What to produce: Make an exact copy of the lines, leaving the pictures out.

Stored entries:
•••

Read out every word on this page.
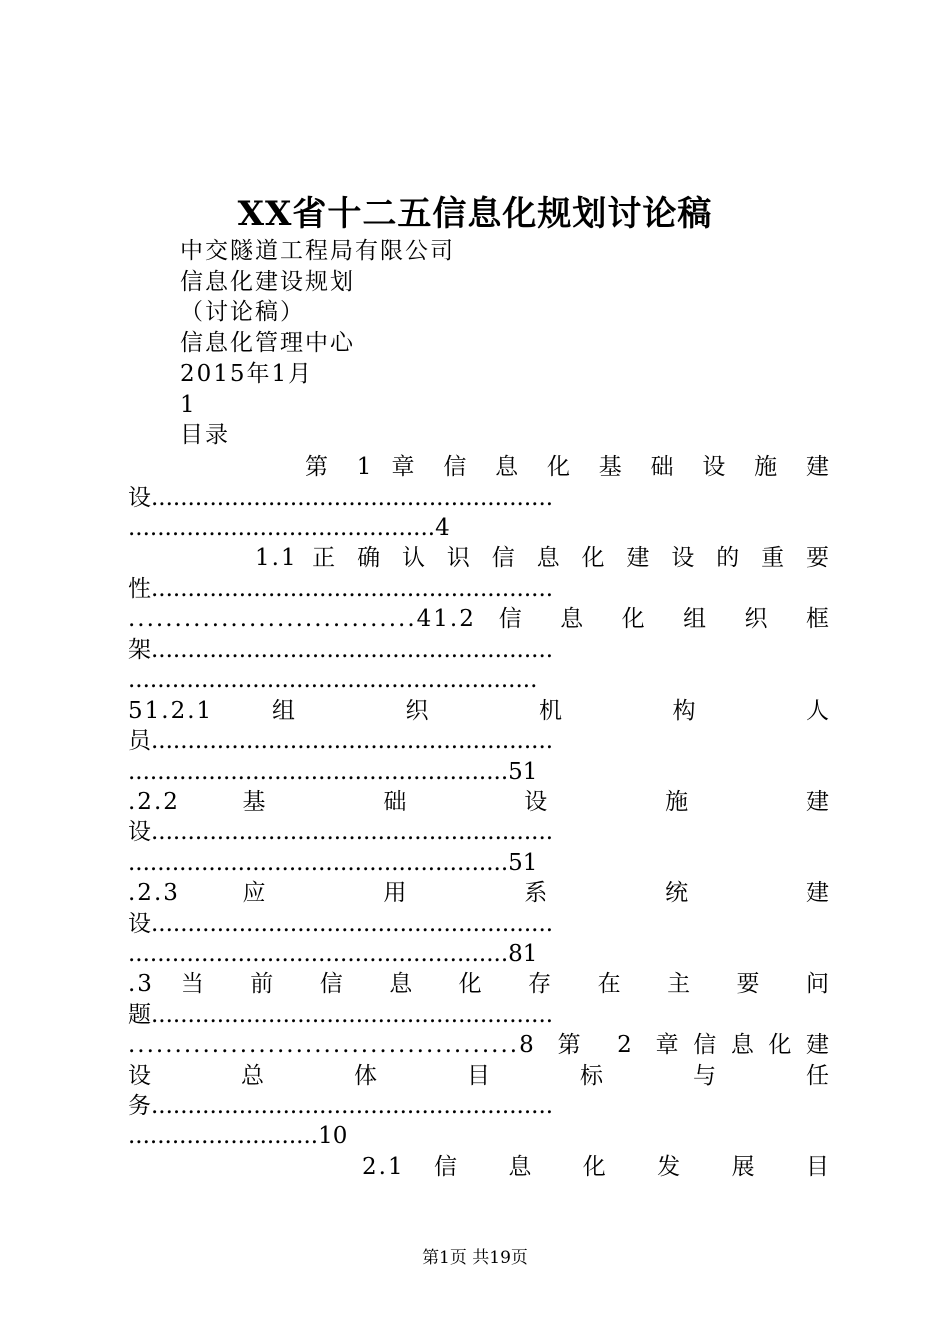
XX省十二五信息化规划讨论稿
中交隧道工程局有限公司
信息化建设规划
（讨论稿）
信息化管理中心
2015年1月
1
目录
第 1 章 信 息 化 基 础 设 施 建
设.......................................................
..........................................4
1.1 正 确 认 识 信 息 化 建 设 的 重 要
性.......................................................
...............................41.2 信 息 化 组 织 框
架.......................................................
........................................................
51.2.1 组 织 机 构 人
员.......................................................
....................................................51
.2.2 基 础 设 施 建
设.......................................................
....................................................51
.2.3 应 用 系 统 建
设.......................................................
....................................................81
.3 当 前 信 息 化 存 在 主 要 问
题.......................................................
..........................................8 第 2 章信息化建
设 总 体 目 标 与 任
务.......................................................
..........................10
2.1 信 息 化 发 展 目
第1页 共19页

•••

Full solution:
Read out every word on this page.
XX省十二五信息化规划讨论稿
中交隧道工程局有限公司
信息化建设规划
（讨论稿）
信息化管理中心
2015年1月
1
目录
第 1 章 信 息 化 基 础 设 施 建
设.......................................................
..........................................4
1.1 正 确 认 识 信 息 化 建 设 的 重 要
性.......................................................
...............................41.2 信 息 化 组 织 框
架.......................................................
........................................................
51.2.1 组 织 机 构 人
员.......................................................
....................................................51
.2.2 基 础 设 施 建
设.......................................................
....................................................51
.2.3 应 用 系 统 建
设.......................................................
....................................................81
.3 当 前 信 息 化 存 在 主 要 问
题.......................................................
..........................................8 第 2 章信息化建
设 总 体 目 标 与 任
务.......................................................
..........................10
2.1 信 息 化 发 展 目
第1页 共19页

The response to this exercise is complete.